→ EXERCISE BRIEF
Which lines below hold the word "name"? Copy all of them.

→ DATA SUPPLIED
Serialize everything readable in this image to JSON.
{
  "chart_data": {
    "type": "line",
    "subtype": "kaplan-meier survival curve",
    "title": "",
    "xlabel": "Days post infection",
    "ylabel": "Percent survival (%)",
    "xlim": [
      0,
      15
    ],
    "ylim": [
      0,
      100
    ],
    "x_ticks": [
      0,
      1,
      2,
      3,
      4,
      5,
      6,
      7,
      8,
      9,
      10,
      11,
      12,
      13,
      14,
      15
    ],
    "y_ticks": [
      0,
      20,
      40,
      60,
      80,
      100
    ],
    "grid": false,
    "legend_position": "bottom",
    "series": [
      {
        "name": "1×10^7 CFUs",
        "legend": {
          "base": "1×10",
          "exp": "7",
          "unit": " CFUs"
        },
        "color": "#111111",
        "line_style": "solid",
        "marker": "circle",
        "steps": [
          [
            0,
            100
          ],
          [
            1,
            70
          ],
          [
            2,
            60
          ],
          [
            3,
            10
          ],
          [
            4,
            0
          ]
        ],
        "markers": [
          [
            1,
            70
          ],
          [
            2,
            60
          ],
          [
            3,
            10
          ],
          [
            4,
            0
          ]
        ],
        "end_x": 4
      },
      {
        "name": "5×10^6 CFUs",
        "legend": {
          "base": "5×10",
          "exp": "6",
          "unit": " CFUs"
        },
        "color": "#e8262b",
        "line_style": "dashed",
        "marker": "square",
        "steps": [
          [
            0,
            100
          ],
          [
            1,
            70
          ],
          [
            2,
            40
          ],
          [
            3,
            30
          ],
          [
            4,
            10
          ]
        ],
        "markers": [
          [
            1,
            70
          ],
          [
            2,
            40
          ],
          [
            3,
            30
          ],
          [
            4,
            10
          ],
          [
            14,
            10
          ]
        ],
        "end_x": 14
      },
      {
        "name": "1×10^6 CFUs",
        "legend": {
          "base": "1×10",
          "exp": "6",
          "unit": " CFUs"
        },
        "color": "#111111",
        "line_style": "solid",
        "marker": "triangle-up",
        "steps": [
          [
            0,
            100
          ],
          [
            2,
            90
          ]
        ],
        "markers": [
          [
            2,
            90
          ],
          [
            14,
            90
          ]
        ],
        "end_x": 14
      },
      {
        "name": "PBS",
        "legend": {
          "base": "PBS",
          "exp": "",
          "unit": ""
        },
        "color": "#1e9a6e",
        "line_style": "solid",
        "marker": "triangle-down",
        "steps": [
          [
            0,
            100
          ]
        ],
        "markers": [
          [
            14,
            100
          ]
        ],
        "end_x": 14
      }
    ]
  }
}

→ FULL SOLUTION
        "name": "1×10^7 CFUs",
        "name": "5×10^6 CFUs",
        "name": "1×10^6 CFUs",
        "name": "PBS",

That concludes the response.